Exercise: Extract the listing in its entirety, keeping each line identical to the original.

Extracted data entries:
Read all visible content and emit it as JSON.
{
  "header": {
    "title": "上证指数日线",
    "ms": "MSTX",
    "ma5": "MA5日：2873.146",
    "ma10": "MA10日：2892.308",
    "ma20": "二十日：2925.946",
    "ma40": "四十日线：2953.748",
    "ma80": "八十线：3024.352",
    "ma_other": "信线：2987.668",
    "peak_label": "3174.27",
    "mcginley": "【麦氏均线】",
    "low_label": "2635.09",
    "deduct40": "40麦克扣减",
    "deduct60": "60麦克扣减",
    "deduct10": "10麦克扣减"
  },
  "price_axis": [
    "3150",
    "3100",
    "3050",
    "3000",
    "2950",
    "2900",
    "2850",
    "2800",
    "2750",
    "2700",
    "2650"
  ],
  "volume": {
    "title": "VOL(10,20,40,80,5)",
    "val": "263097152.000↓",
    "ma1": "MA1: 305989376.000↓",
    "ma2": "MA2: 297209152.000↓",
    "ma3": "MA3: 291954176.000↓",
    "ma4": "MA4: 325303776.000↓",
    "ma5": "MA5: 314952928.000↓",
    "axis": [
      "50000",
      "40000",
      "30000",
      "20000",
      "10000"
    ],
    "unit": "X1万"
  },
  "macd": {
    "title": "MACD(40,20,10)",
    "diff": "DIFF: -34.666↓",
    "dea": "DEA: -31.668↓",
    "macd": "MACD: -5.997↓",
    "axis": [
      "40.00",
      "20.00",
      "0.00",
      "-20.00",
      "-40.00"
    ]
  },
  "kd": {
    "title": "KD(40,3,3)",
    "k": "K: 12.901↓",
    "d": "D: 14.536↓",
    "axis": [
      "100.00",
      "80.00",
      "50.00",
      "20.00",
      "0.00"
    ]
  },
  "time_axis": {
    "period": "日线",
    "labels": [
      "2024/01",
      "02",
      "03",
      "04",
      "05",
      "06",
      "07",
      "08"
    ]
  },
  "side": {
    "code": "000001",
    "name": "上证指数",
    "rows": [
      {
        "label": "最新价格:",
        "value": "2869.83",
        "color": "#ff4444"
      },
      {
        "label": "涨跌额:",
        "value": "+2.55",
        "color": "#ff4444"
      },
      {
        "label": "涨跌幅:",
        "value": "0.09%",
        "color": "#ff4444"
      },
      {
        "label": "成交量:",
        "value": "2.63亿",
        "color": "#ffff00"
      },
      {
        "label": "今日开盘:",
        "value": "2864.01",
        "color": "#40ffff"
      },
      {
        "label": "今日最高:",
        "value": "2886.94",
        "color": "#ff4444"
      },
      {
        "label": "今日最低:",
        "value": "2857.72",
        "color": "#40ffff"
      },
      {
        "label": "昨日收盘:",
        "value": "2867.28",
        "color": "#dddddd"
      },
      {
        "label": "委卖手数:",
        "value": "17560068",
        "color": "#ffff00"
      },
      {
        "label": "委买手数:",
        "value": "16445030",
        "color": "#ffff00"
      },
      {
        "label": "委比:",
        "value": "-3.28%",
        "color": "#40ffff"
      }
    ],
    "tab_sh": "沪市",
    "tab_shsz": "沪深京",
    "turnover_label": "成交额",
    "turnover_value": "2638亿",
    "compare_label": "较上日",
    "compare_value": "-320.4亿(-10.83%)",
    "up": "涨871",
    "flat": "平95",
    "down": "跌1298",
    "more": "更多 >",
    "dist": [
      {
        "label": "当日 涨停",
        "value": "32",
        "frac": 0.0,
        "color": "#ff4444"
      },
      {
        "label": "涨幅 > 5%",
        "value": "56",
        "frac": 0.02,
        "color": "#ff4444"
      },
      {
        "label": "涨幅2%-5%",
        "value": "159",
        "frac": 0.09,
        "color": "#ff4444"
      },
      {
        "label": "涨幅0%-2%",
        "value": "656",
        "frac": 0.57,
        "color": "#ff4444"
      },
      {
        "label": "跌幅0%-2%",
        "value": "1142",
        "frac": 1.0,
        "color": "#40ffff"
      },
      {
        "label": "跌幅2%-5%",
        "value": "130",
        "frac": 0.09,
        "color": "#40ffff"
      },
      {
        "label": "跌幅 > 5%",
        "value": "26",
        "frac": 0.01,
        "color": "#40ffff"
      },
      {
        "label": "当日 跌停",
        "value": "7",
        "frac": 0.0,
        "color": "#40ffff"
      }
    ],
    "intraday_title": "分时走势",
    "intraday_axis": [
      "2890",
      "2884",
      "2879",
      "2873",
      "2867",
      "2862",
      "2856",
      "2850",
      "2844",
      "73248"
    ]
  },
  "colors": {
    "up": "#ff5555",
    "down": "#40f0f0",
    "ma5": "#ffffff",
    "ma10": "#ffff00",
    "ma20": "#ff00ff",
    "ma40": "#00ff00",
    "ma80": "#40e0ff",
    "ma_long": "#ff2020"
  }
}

Solution for this problem:
Read all visible content and emit it as JSON.
{
  "header": {
    "title": "上证指数日线",
    "ms": "MSTX",
    "ma5": "MA5日：2873.146",
    "ma10": "MA10日：2892.308",
    "ma20": "二十日：2925.946",
    "ma40": "四十日线：2953.748",
    "ma80": "八十线：3024.352",
    "ma_other": "信线：2987.668",
    "peak_label": "3174.27",
    "mcginley": "【麦氏均线】",
    "low_label": "2635.09",
    "deduct40": "40麦克扣减",
    "deduct60": "60麦克扣减",
    "deduct10": "10麦克扣减"
  },
  "price_axis": [
    "3150",
    "3100",
    "3050",
    "3000",
    "2950",
    "2900",
    "2850",
    "2800",
    "2750",
    "2700",
    "2650"
  ],
  "volume": {
    "title": "VOL(10,20,40,80,5)",
    "val": "263097152.000↓",
    "ma1": "MA1: 305989376.000↓",
    "ma2": "MA2: 297209152.000↓",
    "ma3": "MA3: 291954176.000↓",
    "ma4": "MA4: 325303776.000↓",
    "ma5": "MA5: 314952928.000↓",
    "axis": [
      "50000",
      "40000",
      "30000",
      "20000",
      "10000"
    ],
    "unit": "X1万"
  },
  "macd": {
    "title": "MACD(40,20,10)",
    "diff": "DIFF: -34.666↓",
    "dea": "DEA: -31.668↓",
    "macd": "MACD: -5.997↓",
    "axis": [
      "40.00",
      "20.00",
      "0.00",
      "-20.00",
      "-40.00"
    ]
  },
  "kd": {
    "title": "KD(40,3,3)",
    "k": "K: 12.901↓",
    "d": "D: 14.536↓",
    "axis": [
      "100.00",
      "80.00",
      "50.00",
      "20.00",
      "0.00"
    ]
  },
  "time_axis": {
    "period": "日线",
    "labels": [
      "2024/01",
      "02",
      "03",
      "04",
      "05",
      "06",
      "07",
      "08"
    ]
  },
  "side": {
    "code": "000001",
    "name": "上证指数",
    "rows": [
      {
        "label": "最新价格:",
        "value": "2869.83",
        "color": "#ff4444"
      },
      {
        "label": "涨跌额:",
        "value": "+2.55",
        "color": "#ff4444"
      },
      {
        "label": "涨跌幅:",
        "value": "0.09%",
        "color": "#ff4444"
      },
      {
        "label": "成交量:",
        "value": "2.63亿",
        "color": "#ffff00"
      },
      {
        "label": "今日开盘:",
        "value": "2864.01",
        "color": "#40ffff"
      },
      {
        "label": "今日最高:",
        "value": "2886.94",
        "color": "#ff4444"
      },
      {
        "label": "今日最低:",
        "value": "2857.72",
        "color": "#40ffff"
      },
      {
        "label": "昨日收盘:",
        "value": "2867.28",
        "color": "#dddddd"
      },
      {
        "label": "委卖手数:",
        "value": "17560068",
        "color": "#ffff00"
      },
      {
        "label": "委买手数:",
        "value": "16445030",
        "color": "#ffff00"
      },
      {
        "label": "委比:",
        "value": "-3.28%",
        "color": "#40ffff"
      }
    ],
    "tab_sh": "沪市",
    "tab_shsz": "沪深京",
    "turnover_label": "成交额",
    "turnover_value": "2638亿",
    "compare_label": "较上日",
    "compare_value": "-320.4亿(-10.83%)",
    "up": "涨871",
    "flat": "平95",
    "down": "跌1298",
    "more": "更多 >",
    "dist": [
      {
        "label": "当日 涨停",
        "value": "32",
        "frac": 0.0,
        "color": "#ff4444"
      },
      {
        "label": "涨幅 > 5%",
        "value": "56",
        "frac": 0.02,
        "color": "#ff4444"
      },
      {
        "label": "涨幅2%-5%",
        "value": "159",
        "frac": 0.09,
        "color": "#ff4444"
      },
      {
        "label": "涨幅0%-2%",
        "value": "656",
        "frac": 0.57,
        "color": "#ff4444"
      },
      {
        "label": "跌幅0%-2%",
        "value": "1142",
        "frac": 1.0,
        "color": "#40ffff"
      },
      {
        "label": "跌幅2%-5%",
        "value": "130",
        "frac": 0.09,
        "color": "#40ffff"
      },
      {
        "label": "跌幅 > 5%",
        "value": "26",
        "frac": 0.01,
        "color": "#40ffff"
      },
      {
        "label": "当日 跌停",
        "value": "7",
        "frac": 0.0,
        "color": "#40ffff"
      }
    ],
    "intraday_title": "分时走势",
    "intraday_axis": [
      "2890",
      "2884",
      "2879",
      "2873",
      "2867",
      "2862",
      "2856",
      "2850",
      "2844",
      "73248"
    ]
  },
  "colors": {
    "up": "#ff5555",
    "down": "#40f0f0",
    "ma5": "#ffffff",
    "ma10": "#ffff00",
    "ma20": "#ff00ff",
    "ma40": "#00ff00",
    "ma80": "#40e0ff",
    "ma_long": "#ff2020"
  }
}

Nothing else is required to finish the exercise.